[Lines of data]
- - - - - - -
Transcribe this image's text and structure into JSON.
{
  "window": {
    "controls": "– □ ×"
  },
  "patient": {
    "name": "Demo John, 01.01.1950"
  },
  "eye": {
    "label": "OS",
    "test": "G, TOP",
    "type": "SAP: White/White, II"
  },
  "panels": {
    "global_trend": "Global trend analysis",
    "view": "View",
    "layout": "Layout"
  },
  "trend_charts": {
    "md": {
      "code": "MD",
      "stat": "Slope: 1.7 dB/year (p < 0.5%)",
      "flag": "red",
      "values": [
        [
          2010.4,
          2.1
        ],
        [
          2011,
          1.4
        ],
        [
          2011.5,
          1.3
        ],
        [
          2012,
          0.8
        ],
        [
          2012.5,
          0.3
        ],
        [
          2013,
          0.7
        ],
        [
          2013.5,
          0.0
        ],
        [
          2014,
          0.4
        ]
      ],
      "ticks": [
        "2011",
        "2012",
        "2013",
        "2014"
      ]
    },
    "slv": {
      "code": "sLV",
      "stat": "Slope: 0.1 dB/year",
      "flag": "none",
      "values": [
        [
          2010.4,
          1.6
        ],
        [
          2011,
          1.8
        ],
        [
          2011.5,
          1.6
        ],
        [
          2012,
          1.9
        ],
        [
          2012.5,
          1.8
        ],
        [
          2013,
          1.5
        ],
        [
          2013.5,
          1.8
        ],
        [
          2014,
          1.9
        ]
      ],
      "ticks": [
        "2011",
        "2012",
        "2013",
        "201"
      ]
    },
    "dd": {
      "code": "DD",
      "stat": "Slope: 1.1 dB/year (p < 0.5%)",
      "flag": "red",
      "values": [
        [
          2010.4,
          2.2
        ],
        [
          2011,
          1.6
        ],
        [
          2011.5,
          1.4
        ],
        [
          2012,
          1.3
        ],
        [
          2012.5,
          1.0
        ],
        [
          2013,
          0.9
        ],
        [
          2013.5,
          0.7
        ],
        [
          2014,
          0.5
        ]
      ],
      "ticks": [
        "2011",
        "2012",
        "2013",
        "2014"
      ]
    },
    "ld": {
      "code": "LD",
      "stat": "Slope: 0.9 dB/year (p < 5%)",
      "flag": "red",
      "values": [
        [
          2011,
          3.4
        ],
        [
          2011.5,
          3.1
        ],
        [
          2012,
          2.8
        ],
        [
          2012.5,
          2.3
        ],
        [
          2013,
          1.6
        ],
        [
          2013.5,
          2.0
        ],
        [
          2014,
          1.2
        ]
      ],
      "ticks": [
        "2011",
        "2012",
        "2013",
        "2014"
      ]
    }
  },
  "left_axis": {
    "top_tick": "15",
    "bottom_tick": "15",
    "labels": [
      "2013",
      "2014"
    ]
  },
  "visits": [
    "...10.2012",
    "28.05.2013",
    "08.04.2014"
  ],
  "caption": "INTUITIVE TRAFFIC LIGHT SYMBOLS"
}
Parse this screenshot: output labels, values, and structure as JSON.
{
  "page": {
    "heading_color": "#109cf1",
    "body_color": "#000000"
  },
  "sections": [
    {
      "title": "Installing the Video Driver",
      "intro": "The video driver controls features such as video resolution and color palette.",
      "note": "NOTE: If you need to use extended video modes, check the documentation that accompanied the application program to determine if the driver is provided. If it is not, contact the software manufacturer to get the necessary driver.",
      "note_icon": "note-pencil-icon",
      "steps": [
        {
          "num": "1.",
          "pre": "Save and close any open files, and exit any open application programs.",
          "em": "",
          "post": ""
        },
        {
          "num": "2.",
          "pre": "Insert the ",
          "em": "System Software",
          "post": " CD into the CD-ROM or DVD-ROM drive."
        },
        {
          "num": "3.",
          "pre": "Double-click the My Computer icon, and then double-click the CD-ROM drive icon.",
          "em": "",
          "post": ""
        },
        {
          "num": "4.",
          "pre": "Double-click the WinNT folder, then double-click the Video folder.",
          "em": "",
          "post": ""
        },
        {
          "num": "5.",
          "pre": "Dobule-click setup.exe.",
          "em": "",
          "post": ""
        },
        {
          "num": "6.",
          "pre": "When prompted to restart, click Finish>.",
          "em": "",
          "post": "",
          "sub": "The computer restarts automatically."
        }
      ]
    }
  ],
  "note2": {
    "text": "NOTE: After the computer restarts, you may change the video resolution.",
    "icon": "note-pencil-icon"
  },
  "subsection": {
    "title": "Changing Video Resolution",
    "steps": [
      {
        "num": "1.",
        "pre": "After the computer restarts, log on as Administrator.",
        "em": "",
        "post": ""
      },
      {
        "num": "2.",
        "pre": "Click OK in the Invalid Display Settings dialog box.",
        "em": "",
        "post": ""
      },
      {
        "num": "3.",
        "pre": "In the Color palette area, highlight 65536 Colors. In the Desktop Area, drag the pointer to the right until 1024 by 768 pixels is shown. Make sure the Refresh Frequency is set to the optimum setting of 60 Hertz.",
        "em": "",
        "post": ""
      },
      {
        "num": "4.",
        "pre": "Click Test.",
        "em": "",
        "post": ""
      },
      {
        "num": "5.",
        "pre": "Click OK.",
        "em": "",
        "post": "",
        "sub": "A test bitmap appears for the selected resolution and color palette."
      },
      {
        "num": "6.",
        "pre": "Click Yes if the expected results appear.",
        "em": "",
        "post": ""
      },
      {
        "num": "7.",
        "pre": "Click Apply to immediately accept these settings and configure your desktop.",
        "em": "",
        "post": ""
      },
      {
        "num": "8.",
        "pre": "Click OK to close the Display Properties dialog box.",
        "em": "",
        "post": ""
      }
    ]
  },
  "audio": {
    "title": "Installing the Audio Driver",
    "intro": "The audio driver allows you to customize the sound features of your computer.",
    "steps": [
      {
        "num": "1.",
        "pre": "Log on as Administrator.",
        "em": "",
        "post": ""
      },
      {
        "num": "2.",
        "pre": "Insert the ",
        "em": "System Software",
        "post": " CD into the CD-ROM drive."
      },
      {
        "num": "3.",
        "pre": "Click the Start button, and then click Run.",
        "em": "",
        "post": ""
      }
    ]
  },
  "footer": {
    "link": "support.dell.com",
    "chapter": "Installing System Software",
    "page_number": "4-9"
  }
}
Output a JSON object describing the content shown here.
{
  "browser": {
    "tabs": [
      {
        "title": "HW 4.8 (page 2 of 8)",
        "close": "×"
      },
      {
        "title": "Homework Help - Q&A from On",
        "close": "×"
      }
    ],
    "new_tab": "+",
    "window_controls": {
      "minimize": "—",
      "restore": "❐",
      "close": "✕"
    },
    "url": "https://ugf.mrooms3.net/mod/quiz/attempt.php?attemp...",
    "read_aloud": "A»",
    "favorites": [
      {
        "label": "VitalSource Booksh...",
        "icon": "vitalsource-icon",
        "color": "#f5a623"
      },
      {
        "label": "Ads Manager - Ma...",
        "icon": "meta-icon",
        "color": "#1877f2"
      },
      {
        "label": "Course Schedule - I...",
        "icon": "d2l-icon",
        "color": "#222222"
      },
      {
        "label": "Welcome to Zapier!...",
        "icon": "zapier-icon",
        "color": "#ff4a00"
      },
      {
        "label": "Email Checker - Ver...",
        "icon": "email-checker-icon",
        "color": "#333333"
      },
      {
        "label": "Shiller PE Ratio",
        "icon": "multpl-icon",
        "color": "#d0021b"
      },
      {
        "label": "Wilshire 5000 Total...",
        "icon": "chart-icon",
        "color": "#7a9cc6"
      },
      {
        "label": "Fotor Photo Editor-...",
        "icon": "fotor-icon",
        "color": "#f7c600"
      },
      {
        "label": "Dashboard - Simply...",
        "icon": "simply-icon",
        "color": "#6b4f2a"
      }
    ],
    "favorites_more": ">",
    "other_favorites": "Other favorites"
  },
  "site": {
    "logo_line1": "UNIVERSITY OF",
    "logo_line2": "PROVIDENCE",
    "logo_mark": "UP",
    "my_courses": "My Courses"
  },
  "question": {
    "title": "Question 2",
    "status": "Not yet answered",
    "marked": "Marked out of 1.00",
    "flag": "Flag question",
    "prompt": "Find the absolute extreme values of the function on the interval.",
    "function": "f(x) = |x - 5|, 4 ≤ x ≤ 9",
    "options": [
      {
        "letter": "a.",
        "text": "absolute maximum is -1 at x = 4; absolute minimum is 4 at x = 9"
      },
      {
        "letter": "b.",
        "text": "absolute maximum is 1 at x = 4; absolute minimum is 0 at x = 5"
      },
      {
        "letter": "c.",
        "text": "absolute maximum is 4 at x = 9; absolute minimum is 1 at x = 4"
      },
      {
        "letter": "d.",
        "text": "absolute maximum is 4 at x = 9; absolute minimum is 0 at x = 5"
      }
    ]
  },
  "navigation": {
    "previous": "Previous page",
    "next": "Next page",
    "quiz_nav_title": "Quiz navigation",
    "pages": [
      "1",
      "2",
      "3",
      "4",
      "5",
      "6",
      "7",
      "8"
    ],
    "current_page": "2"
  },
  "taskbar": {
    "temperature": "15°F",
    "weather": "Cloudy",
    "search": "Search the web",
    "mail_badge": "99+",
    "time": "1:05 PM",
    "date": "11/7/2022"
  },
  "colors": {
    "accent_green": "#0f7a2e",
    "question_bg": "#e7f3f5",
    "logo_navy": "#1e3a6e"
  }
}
- - - - - - -
* Problem: Report how many lines of the records above contain the word "shown", giving only the number.

* Complete output: 2